WHAT IS ASKED → The data must be returned in full and exactly as given.

+-------+

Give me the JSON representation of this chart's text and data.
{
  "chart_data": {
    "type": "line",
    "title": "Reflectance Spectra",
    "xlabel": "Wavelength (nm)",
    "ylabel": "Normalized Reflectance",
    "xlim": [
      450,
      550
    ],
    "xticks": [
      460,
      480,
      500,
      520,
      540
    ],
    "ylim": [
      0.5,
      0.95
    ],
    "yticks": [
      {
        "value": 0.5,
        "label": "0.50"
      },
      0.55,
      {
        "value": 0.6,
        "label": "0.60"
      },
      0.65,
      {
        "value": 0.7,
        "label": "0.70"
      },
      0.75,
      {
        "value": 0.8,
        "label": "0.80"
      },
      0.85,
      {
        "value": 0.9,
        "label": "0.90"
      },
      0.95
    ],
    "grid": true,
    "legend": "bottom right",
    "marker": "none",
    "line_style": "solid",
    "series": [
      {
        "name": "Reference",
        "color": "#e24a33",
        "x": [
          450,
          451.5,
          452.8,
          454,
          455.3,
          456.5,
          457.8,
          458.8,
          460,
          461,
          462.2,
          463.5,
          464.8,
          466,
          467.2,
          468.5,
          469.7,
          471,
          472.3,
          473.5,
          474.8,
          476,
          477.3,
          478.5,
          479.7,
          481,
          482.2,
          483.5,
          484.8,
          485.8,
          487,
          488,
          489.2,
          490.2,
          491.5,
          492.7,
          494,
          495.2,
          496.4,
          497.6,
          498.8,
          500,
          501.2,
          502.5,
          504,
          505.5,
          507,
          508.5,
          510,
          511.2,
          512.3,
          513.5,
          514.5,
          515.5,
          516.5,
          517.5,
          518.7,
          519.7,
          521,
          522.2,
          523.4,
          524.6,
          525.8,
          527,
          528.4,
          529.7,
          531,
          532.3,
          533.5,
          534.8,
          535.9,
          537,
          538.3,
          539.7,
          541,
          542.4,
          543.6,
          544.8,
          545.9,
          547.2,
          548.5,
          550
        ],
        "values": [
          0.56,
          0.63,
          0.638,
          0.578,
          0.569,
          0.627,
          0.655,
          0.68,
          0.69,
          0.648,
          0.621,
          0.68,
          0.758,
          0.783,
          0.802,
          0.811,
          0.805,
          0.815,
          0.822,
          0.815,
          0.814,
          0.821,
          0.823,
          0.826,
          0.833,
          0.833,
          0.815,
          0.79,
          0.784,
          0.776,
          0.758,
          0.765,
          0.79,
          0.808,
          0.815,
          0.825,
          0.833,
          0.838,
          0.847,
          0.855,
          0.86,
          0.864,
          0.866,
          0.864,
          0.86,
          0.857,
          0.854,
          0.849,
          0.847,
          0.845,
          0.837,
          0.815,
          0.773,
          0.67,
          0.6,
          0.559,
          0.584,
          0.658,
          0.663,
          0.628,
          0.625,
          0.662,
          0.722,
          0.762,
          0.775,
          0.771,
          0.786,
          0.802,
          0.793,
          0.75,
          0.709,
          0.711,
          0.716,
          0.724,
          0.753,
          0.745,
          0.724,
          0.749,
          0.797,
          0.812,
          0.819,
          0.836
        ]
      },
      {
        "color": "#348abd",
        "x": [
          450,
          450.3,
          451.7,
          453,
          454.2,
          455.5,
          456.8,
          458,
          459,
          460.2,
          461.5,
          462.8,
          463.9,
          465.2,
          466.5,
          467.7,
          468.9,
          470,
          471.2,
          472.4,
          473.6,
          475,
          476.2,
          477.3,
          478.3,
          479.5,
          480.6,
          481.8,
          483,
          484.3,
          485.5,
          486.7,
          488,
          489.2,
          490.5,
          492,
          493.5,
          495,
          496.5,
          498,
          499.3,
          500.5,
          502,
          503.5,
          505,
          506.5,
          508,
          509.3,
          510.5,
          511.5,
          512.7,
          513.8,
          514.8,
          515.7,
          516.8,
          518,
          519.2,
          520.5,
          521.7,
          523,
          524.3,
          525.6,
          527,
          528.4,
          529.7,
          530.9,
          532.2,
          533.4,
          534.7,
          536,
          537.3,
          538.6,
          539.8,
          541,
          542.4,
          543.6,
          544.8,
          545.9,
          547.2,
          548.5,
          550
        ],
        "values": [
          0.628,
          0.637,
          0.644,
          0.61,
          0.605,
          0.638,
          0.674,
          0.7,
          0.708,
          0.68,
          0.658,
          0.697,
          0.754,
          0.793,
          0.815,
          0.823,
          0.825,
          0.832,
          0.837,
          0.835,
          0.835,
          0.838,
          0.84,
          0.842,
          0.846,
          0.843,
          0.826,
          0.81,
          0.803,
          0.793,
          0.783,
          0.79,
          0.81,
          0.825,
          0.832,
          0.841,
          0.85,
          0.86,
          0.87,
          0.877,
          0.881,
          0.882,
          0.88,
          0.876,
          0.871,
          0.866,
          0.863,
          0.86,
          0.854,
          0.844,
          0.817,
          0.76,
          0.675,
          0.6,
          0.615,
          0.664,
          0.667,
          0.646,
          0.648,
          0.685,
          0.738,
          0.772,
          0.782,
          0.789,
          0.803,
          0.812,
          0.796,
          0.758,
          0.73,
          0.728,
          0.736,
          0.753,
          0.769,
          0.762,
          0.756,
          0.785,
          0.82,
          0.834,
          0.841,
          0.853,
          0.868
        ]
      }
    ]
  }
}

+-------+

RIGHT ANSWER →
Give me the JSON representation of this chart's text and data.
{
  "chart_data": {
    "type": "line",
    "title": "Reflectance Spectra",
    "xlabel": "Wavelength (nm)",
    "ylabel": "Normalized Reflectance",
    "xlim": [
      450,
      550
    ],
    "xticks": [
      460,
      480,
      500,
      520,
      540
    ],
    "ylim": [
      0.5,
      0.95
    ],
    "yticks": [
      {
        "value": 0.5,
        "label": "0.50"
      },
      0.55,
      {
        "value": 0.6,
        "label": "0.60"
      },
      0.65,
      {
        "value": 0.7,
        "label": "0.70"
      },
      0.75,
      {
        "value": 0.8,
        "label": "0.80"
      },
      0.85,
      {
        "value": 0.9,
        "label": "0.90"
      },
      0.95
    ],
    "grid": true,
    "legend": "bottom right",
    "marker": "none",
    "line_style": "solid",
    "series": [
      {
        "name": "Reference",
        "color": "#e24a33",
        "x": [
          450,
          451.5,
          452.8,
          454,
          455.3,
          456.5,
          457.8,
          458.8,
          460,
          461,
          462.2,
          463.5,
          464.8,
          466,
          467.2,
          468.5,
          469.7,
          471,
          472.3,
          473.5,
          474.8,
          476,
          477.3,
          478.5,
          479.7,
          481,
          482.2,
          483.5,
          484.8,
          485.8,
          487,
          488,
          489.2,
          490.2,
          491.5,
          492.7,
          494,
          495.2,
          496.4,
          497.6,
          498.8,
          500,
          501.2,
          502.5,
          504,
          505.5,
          507,
          508.5,
          510,
          511.2,
          512.3,
          513.5,
          514.5,
          515.5,
          516.5,
          517.5,
          518.7,
          519.7,
          521,
          522.2,
          523.4,
          524.6,
          525.8,
          527,
          528.4,
          529.7,
          531,
          532.3,
          533.5,
          534.8,
          535.9,
          537,
          538.3,
          539.7,
          541,
          542.4,
          543.6,
          544.8,
          545.9,
          547.2,
          548.5,
          550
        ],
        "values": [
          0.56,
          0.63,
          0.638,
          0.578,
          0.569,
          0.627,
          0.655,
          0.68,
          0.69,
          0.648,
          0.621,
          0.68,
          0.758,
          0.783,
          0.802,
          0.811,
          0.805,
          0.815,
          0.822,
          0.815,
          0.814,
          0.821,
          0.823,
          0.826,
          0.833,
          0.833,
          0.815,
          0.79,
          0.784,
          0.776,
          0.758,
          0.765,
          0.79,
          0.808,
          0.815,
          0.825,
          0.833,
          0.838,
          0.847,
          0.855,
          0.86,
          0.864,
          0.866,
          0.864,
          0.86,
          0.857,
          0.854,
          0.849,
          0.847,
          0.845,
          0.837,
          0.815,
          0.773,
          0.67,
          0.6,
          0.559,
          0.584,
          0.658,
          0.663,
          0.628,
          0.625,
          0.662,
          0.722,
          0.762,
          0.775,
          0.771,
          0.786,
          0.802,
          0.793,
          0.75,
          0.709,
          0.711,
          0.716,
          0.724,
          0.753,
          0.745,
          0.724,
          0.749,
          0.797,
          0.812,
          0.819,
          0.836
        ]
      },
      {
        "color": "#348abd",
        "x": [
          450,
          450.3,
          451.7,
          453,
          454.2,
          455.5,
          456.8,
          458,
          459,
          460.2,
          461.5,
          462.8,
          463.9,
          465.2,
          466.5,
          467.7,
          468.9,
          470,
          471.2,
          472.4,
          473.6,
          475,
          476.2,
          477.3,
          478.3,
          479.5,
          480.6,
          481.8,
          483,
          484.3,
          485.5,
          486.7,
          488,
          489.2,
          490.5,
          492,
          493.5,
          495,
          496.5,
          498,
          499.3,
          500.5,
          502,
          503.5,
          505,
          506.5,
          508,
          509.3,
          510.5,
          511.5,
          512.7,
          513.8,
          514.8,
          515.7,
          516.8,
          518,
          519.2,
          520.5,
          521.7,
          523,
          524.3,
          525.6,
          527,
          528.4,
          529.7,
          530.9,
          532.2,
          533.4,
          534.7,
          536,
          537.3,
          538.6,
          539.8,
          541,
          542.4,
          543.6,
          544.8,
          545.9,
          547.2,
          548.5,
          550
        ],
        "values": [
          0.628,
          0.637,
          0.644,
          0.61,
          0.605,
          0.638,
          0.674,
          0.7,
          0.708,
          0.68,
          0.658,
          0.697,
          0.754,
          0.793,
          0.815,
          0.823,
          0.825,
          0.832,
          0.837,
          0.835,
          0.835,
          0.838,
          0.84,
          0.842,
          0.846,
          0.843,
          0.826,
          0.81,
          0.803,
          0.793,
          0.783,
          0.79,
          0.81,
          0.825,
          0.832,
          0.841,
          0.85,
          0.86,
          0.87,
          0.877,
          0.881,
          0.882,
          0.88,
          0.876,
          0.871,
          0.866,
          0.863,
          0.86,
          0.854,
          0.844,
          0.817,
          0.76,
          0.675,
          0.6,
          0.615,
          0.664,
          0.667,
          0.646,
          0.648,
          0.685,
          0.738,
          0.772,
          0.782,
          0.789,
          0.803,
          0.812,
          0.796,
          0.758,
          0.73,
          0.728,
          0.736,
          0.753,
          0.769,
          0.762,
          0.756,
          0.785,
          0.82,
          0.834,
          0.841,
          0.853,
          0.868
        ]
      }
    ]
  }
}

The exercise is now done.